RECORD SET >>
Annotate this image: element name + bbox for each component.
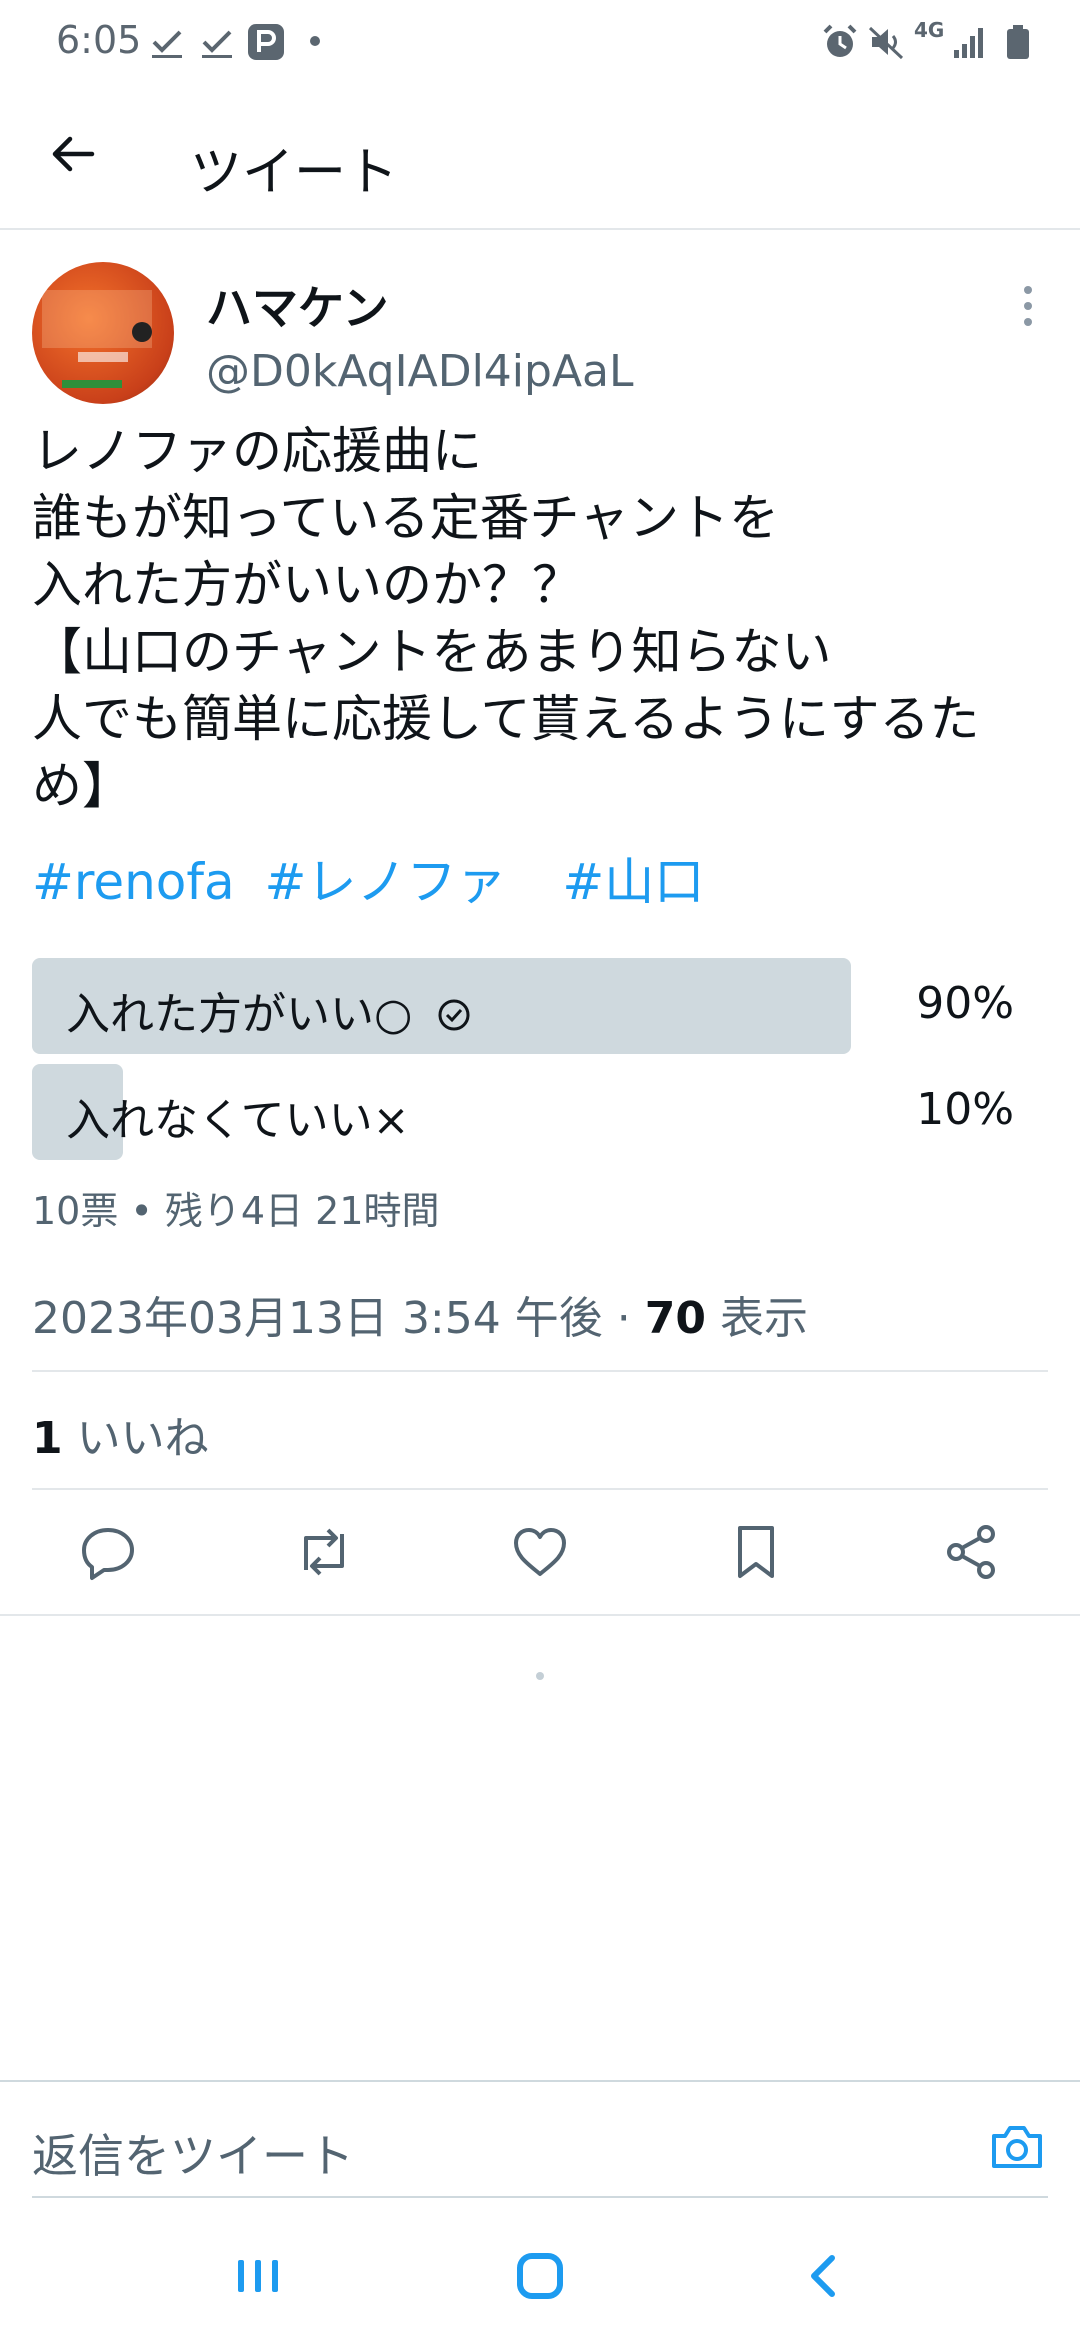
recent-apps-icon — [238, 2260, 278, 2292]
more-vertical-icon — [1024, 286, 1032, 326]
hashtag-link[interactable]: #renofa — [32, 853, 235, 911]
bookmark-icon — [738, 1526, 774, 1578]
comment-icon — [82, 1528, 134, 1580]
hashtag-link[interactable]: #レノファ — [265, 853, 507, 911]
status-time: 6:05 — [56, 18, 142, 62]
more-options-button[interactable] — [1010, 278, 1046, 334]
reply-button[interactable] — [76, 1520, 140, 1584]
check-notification-icon — [198, 22, 238, 62]
recent-apps-button[interactable] — [228, 2246, 288, 2306]
status-bar: 6:05 4G — [0, 0, 1080, 84]
signal-icon — [950, 22, 990, 62]
share-icon — [947, 1525, 995, 1579]
poll-option-text: 入れた方がいい○ — [66, 989, 413, 1040]
views-count: 70 — [644, 1293, 706, 1344]
check-notification-icon — [148, 22, 188, 62]
home-icon — [517, 2253, 563, 2299]
loading-indicator — [536, 1672, 544, 1680]
like-button[interactable] — [508, 1520, 572, 1584]
tweet-text-line: 人でも簡単に応援して貰えるようにするた — [32, 690, 980, 748]
network-type: 4G — [914, 18, 945, 42]
timestamp-line: 2023年03月13日 3:54 午後 · 70 表示 — [32, 1293, 808, 1344]
tweet-text-line: め】 — [32, 757, 132, 815]
likes-line[interactable]: 1 いいね — [32, 1402, 209, 1466]
battery-icon — [998, 22, 1038, 62]
retweet-icon — [304, 1528, 344, 1576]
likes-label: いいね — [76, 1413, 209, 1464]
bookmark-button[interactable] — [724, 1520, 788, 1584]
poll-option-label: 入れた方がいい○ — [66, 978, 472, 1042]
home-button[interactable] — [510, 2246, 570, 2306]
camera-button[interactable] — [988, 2118, 1046, 2176]
divider — [0, 1614, 1080, 1616]
header-divider — [0, 228, 1080, 230]
poll-option-label: 入れなくていい× — [66, 1095, 410, 1146]
mute-icon — [866, 22, 906, 62]
camera-icon — [992, 2126, 1042, 2168]
poll-option-percent: 90% — [916, 978, 1014, 1029]
display-name[interactable]: ハマケン — [206, 272, 389, 338]
tweet-text-line: 誰もが知っている定番チャントを — [32, 489, 779, 547]
back-button[interactable] — [44, 124, 104, 184]
avatar-image — [42, 290, 152, 388]
hashtag-link[interactable]: #山口 — [562, 853, 704, 911]
divider — [32, 1370, 1048, 1372]
divider — [0, 2080, 1080, 2082]
poll-option[interactable]: 入れた方がいい○ 90% — [32, 958, 1014, 1054]
paypay-icon — [246, 22, 286, 62]
tweet-text: レノファの応援曲に 誰もが知っている定番チャントを 入れた方がいいのか？？ 【山… — [32, 418, 1052, 820]
timestamp: 2023年03月13日 3:54 午後 — [32, 1293, 603, 1344]
system-back-button[interactable] — [794, 2246, 854, 2306]
hashtags: #renofa #レノファ #山口 — [32, 842, 718, 914]
status-dot — [310, 36, 320, 46]
poll-option-percent: 10% — [916, 1084, 1014, 1135]
page-title: ツイート — [190, 143, 399, 203]
alarm-icon — [820, 22, 860, 62]
share-button[interactable] — [940, 1520, 1004, 1584]
user-handle[interactable]: @D0kAqIADl4ipAaL — [206, 346, 634, 397]
divider — [32, 2196, 1048, 2198]
poll-option[interactable]: 入れなくていい× 10% — [32, 1064, 1014, 1160]
check-circle-icon — [438, 999, 470, 1031]
tweet-text-line: 入れた方がいいのか？？ — [32, 556, 582, 614]
poll-meta: 10票 • 残り4日 21時間 — [32, 1189, 440, 1233]
views-label: 表示 — [719, 1293, 808, 1344]
avatar[interactable] — [32, 262, 174, 404]
tweet-text-line: 【山口のチャントをあまり知らない — [32, 623, 832, 681]
chevron-left-icon — [811, 2255, 835, 2297]
reply-input[interactable]: 返信をツイート — [32, 2120, 354, 2186]
divider — [32, 1488, 1048, 1490]
retweet-button[interactable] — [292, 1520, 356, 1584]
tweet-text-line: レノファの応援曲に — [32, 422, 482, 480]
arrow-left-icon — [52, 136, 95, 172]
heart-icon — [514, 1528, 566, 1576]
likes-count: 1 — [32, 1413, 63, 1464]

TASK INSTRUCTIONS >> Recast the listing above as a Markdown table with a No. column for the row number and a Line column for the text. Skip blank lines and leave the pictures out.

EXPECTED ANSWER >>
| No. | Line |
|---|---|
| 1 | Annotate this image: element name + bbox for each component. |
| 2 | recent-apps-icon — [238, 2260, 278, 2292] |
| 3 | more-vertical-icon — [1024, 286, 1032, 326] |
| 4 | hashtag-link[interactable]: #renofa — [32, 853, 235, 911] |
| 5 | bookmark-icon — [738, 1526, 774, 1578] |
| 6 | comment-icon — [82, 1528, 134, 1580] |
| 7 | hashtag-link[interactable]: #レノファ — [265, 853, 507, 911] |
| 8 | status-time: 6:05 — [56, 18, 142, 62] |
| 9 | more-options-button[interactable] — [1010, 278, 1046, 334] |
| 10 | reply-button[interactable] — [76, 1520, 140, 1584] |
| 11 | check-notification-icon — [198, 22, 238, 62] |
| 12 | recent-apps-button[interactable] — [228, 2246, 288, 2306] |
| 13 | status-bar: 6:05 4G — [0, 0, 1080, 84] |
| 14 | signal-icon — [950, 22, 990, 62] |
| 15 | share-icon — [947, 1525, 995, 1579] |
| 16 | poll-option-text: 入れた方がいい○ — [66, 989, 413, 1040] |
| 17 | views-count: 70 — [644, 1293, 706, 1344] |
| 18 | check-notification-icon — [148, 22, 188, 62] |
| 19 | home-icon — [517, 2253, 563, 2299] |
| 20 | loading-indicator — [536, 1672, 544, 1680] |
| 21 | like-button[interactable] — [508, 1520, 572, 1584] |
| 22 | tweet-text-line: 人でも簡単に応援して貰えるようにするた — [32, 690, 980, 748] |
| 23 | network-type: 4G — [914, 18, 945, 42] |
| 24 | timestamp-line: 2023年03月13日 3:54 午後 · 70 表示 — [32, 1293, 808, 1344] |
| 25 | tweet-text-line: め】 — [32, 757, 132, 815] |
| 26 | likes-line[interactable]: 1 いいね — [32, 1402, 209, 1466] |
| 27 | battery-icon — [998, 22, 1038, 62] |
| 28 | retweet-icon — [304, 1528, 344, 1576] |
| 29 | likes-label: いいね — [76, 1413, 209, 1464] |
| 30 | bookmark-button[interactable] — [724, 1520, 788, 1584] |
| 31 | poll-option-label: 入れた方がいい○ — [66, 978, 472, 1042] |
| 32 | home-button[interactable] — [510, 2246, 570, 2306] |
| 33 | camera-button[interactable] — [988, 2118, 1046, 2176] |
| 34 | divider — [0, 1614, 1080, 1616] |
| 35 | header-divider — [0, 228, 1080, 230] |
| 36 | poll-option-label: 入れなくていい× — [66, 1095, 410, 1146] |
| 37 | mute-icon — [866, 22, 906, 62] |
| 38 | camera-icon — [992, 2126, 1042, 2168] |
| 39 | poll-option-percent: 90% — [916, 978, 1014, 1029] |
| 40 | display-name[interactable]: ハマケン — [206, 272, 389, 338] |
| 41 | tweet-text-line: 誰もが知っている定番チャントを — [32, 489, 779, 547] |
| 42 | back-button[interactable] — [44, 124, 104, 184] |
| 43 | avatar-image — [42, 290, 152, 388] |
| 44 | hashtag-link[interactable]: #山口 — [562, 853, 704, 911] |
| 45 | divider — [32, 1370, 1048, 1372] |
| 46 | divider — [0, 2080, 1080, 2082] |
| 47 | poll-option[interactable]: 入れた方がいい○ 90% — [32, 958, 1014, 1054] |
| 48 | paypay-icon — [246, 22, 286, 62] |
| 49 | tweet-text: レノファの応援曲に 誰もが知っている定番チャントを 入れた方がいいのか？？ 【山… — [32, 418, 1052, 820] |
| 50 | timestamp: 2023年03月13日 3:54 午後 — [32, 1293, 603, 1344] |
| 51 | system-back-button[interactable] — [794, 2246, 854, 2306] |
| 52 | hashtags: #renofa #レノファ #山口 — [32, 842, 718, 914] |
| 53 | status-dot — [310, 36, 320, 46] |
| 54 | poll-option-percent: 10% — [916, 1084, 1014, 1135] |
| 55 | page-title: ツイート — [190, 143, 399, 203] |
| 56 | alarm-icon — [820, 22, 860, 62] |
| 57 | share-button[interactable] — [940, 1520, 1004, 1584] |
| 58 | user-handle[interactable]: @D0kAqIADl4ipAaL — [206, 346, 634, 397] |
| 59 | divider — [32, 2196, 1048, 2198] |
| 60 | poll-option[interactable]: 入れなくていい× 10% — [32, 1064, 1014, 1160] |
| 61 | check-circle-icon — [438, 999, 470, 1031] |
| 62 | tweet-text-line: 入れた方がいいのか？？ — [32, 556, 582, 614] |
| 63 | poll-meta: 10票 • 残り4日 21時間 — [32, 1189, 440, 1233] |
| 64 | views-label: 表示 — [719, 1293, 808, 1344] |
| 65 | avatar[interactable] — [32, 262, 174, 404] |
| 66 | tweet-text-line: 【山口のチャントをあまり知らない — [32, 623, 832, 681] |
| 67 | chevron-left-icon — [811, 2255, 835, 2297] |
| 68 | reply-input[interactable]: 返信をツイート — [32, 2120, 354, 2186] |
| 69 | divider — [32, 1488, 1048, 1490] |
| 70 | retweet-button[interactable] — [292, 1520, 356, 1584] |
| 71 | tweet-text-line: レノファの応援曲に — [32, 422, 482, 480] |
| 72 | arrow-left-icon — [52, 136, 95, 172] |
| 73 | heart-icon — [514, 1528, 566, 1576] |
| 74 | likes-count: 1 — [32, 1413, 63, 1464] |